-------- Text --------
Stephen Henry v. Wellpoint, Inc.

469 F. App'x 761
CourtCourt of Appeals for the Eleventh Circuit
DecidedMarch 26, 2012
Docket11-11209, 11-11211
StatusUnpublished
Cited by1 cases

This text of 469 F. App'x 761 (Stephen Henry v. Wellpoint, Inc.) is published on Counsel Stack Legal Research, covering Court of Appeals for the Eleventh Circuit primary law. Counsel Stack provides free access to over 12 million legal documents including statutes, case law, regulations, and constitutions.

Bluebook
Stephen Henry v. Wellpoint, Inc., 469 F. App'x 761 (11th Cir. 2012).

Opinion

PER CURIAM:

Appellants are plaintiffs in lawsuits filed in California and New Jersey attacking the rates used to pay assigned claims for healthcare benefits. In response to these suits, appellees sought relief in the District Court for the Southern District of Florida, the court that had handled the settlement in In Re Managed Care Litig., MDL No. 1334. The district court in Florida found that the California and New Jersey suits violated its injunction and ordered that they be withdrawn. That order was appealed to us. On April 21, 2010, we dismissed the appeal for lack of jurisdiction. See Ex. A attached. We stated that the order was not final because there had been no imposition of sanctions for violating the order. Id.

Rather than completing the procedure for testing injunctions (a finding of contempt with the imposition of sanctions), appellants filed these declaratory judgment actions seeking a declaration that their suits in California and New Jersey were not covered by the injunction entered in MDL 1334. The district court dismissed the suits and stated that it had already determined that the suits in question were covered by the earlier injunction. Now, the California and New Jersey plaintiffs appeal that dismissal.
-------- Given entries --------
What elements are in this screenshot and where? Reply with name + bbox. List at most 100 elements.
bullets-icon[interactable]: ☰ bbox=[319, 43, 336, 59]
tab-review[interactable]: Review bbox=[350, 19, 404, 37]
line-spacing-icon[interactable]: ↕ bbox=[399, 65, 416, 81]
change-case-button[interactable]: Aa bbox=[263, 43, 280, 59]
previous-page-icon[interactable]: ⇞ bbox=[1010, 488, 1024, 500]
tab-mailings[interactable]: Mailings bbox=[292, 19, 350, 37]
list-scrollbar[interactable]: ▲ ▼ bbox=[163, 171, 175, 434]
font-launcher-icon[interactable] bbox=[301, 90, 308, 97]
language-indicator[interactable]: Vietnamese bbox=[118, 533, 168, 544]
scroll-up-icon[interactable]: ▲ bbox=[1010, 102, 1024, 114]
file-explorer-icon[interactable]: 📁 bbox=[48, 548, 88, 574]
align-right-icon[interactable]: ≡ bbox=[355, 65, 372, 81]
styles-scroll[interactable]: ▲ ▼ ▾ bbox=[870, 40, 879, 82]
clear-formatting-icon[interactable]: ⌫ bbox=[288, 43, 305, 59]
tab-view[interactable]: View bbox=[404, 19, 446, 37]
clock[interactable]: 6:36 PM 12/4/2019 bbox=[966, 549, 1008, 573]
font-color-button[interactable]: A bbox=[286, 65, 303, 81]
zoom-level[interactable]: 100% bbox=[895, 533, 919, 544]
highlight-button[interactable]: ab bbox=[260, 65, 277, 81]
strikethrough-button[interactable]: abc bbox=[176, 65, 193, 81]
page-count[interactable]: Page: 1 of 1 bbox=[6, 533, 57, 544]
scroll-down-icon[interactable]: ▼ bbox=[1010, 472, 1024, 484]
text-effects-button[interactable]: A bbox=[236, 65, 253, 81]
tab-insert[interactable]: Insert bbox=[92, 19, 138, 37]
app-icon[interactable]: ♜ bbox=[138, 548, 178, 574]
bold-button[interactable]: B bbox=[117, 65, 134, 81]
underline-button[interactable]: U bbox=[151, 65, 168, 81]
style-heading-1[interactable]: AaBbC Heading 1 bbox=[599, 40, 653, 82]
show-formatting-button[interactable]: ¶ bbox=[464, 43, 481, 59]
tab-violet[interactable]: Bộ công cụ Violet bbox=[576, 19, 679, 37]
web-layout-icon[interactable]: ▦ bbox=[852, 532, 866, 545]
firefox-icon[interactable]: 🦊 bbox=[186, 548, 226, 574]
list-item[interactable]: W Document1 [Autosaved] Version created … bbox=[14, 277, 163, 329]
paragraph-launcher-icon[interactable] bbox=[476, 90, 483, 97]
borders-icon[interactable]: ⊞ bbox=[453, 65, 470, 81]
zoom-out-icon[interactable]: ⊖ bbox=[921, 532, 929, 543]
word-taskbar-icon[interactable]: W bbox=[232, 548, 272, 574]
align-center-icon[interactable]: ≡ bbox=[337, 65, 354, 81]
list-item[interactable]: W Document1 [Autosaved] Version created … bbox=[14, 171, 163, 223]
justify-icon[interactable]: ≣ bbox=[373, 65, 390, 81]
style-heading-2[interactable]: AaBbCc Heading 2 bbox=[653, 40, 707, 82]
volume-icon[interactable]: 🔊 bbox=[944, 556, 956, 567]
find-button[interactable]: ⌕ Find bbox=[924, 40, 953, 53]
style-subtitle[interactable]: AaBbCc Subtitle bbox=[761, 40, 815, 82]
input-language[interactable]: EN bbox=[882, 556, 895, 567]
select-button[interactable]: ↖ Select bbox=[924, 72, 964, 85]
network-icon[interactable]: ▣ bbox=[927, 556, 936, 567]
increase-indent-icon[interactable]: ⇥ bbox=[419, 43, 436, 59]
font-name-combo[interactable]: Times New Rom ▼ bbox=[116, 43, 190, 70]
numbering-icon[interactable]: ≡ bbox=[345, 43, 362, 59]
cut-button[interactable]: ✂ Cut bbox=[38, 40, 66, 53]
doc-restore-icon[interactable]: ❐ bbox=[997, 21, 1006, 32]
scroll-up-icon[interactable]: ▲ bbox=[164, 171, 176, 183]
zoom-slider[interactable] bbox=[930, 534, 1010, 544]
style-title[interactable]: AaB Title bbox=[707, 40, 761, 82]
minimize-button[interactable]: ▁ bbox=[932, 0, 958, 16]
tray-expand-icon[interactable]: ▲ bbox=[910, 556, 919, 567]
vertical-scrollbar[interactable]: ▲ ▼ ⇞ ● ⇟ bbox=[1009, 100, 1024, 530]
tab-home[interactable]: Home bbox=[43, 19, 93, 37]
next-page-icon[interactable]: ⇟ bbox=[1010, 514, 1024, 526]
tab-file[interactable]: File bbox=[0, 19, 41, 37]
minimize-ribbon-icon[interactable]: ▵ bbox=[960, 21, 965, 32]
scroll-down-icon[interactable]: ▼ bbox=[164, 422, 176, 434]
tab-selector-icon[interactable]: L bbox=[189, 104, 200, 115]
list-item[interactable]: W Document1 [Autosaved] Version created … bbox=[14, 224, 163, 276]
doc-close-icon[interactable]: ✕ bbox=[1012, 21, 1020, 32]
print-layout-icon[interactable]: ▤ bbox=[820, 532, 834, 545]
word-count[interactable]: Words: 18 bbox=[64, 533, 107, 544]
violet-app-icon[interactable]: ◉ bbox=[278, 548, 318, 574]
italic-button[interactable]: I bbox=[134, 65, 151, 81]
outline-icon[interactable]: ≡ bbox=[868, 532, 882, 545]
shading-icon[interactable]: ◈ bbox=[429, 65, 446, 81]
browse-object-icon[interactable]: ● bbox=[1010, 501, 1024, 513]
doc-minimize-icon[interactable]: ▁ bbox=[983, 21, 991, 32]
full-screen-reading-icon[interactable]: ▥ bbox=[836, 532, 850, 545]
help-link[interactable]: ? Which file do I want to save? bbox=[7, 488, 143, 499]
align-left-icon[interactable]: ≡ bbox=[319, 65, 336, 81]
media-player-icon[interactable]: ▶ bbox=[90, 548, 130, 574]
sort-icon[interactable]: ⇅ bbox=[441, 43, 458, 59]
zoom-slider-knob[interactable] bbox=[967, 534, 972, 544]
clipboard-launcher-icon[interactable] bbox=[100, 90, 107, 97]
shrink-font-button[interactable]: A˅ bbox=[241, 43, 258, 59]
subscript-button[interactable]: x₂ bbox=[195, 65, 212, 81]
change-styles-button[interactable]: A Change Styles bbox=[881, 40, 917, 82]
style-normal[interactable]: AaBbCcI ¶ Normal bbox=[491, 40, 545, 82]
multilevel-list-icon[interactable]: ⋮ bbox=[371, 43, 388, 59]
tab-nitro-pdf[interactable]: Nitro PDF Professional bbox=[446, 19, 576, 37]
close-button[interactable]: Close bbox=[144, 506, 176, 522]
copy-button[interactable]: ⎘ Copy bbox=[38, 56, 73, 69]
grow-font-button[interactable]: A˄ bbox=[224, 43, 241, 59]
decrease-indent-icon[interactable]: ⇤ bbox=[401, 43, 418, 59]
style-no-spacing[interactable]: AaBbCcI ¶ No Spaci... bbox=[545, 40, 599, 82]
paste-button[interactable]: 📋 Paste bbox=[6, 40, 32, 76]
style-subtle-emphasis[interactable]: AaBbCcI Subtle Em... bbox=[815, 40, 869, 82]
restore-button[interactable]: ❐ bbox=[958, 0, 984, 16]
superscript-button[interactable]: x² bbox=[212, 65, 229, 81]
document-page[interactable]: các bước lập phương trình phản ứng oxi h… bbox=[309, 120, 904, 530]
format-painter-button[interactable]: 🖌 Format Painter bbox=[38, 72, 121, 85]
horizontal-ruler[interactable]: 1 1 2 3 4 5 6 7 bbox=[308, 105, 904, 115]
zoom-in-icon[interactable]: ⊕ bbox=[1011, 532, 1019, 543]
--------
*What you should do*.
Please write out the Stephen Henry v. Wellpoint text again in full, word for word, from its title line to its last sentence.

*Solution to this problem*.
Stephen Henry v. Wellpoint, Inc.

469 F. App'x 761
CourtCourt of Appeals for the Eleventh Circuit
DecidedMarch 26, 2012
Docket11-11209, 11-11211
StatusUnpublished
Cited by1 cases

This text of 469 F. App'x 761 (Stephen Henry v. Wellpoint, Inc.) is published on Counsel Stack Legal Research, covering Court of Appeals for the Eleventh Circuit primary law. Counsel Stack provides free access to over 12 million legal documents including statutes, case law, regulations, and constitutions.

Bluebook
Stephen Henry v. Wellpoint, Inc., 469 F. App'x 761 (11th Cir. 2012).

Opinion

PER CURIAM:

Appellants are plaintiffs in lawsuits filed in California and New Jersey attacking the rates used to pay assigned claims for healthcare benefits. In response to these suits, appellees sought relief in the District Court for the Southern District of Florida, the court that had handled the settlement in In Re Managed Care Litig., MDL No. 1334. The district court in Florida found that the California and New Jersey suits violated its injunction and ordered that they be withdrawn. That order was appealed to us. On April 21, 2010, we dismissed the appeal for lack of jurisdiction. See Ex. A attached. We stated that the order was not final because there had been no imposition of sanctions for violating the order. Id.

Rather than completing the procedure for testing injunctions (a finding of contempt with the imposition of sanctions), appellants filed these declaratory judgment actions seeking a declaration that their suits in California and New Jersey were not covered by the injunction entered in MDL 1334. The district court dismissed the suits and stated that it had already determined that the suits in question were covered by the earlier injunction. Now, the California and New Jersey plaintiffs appeal that dismissal.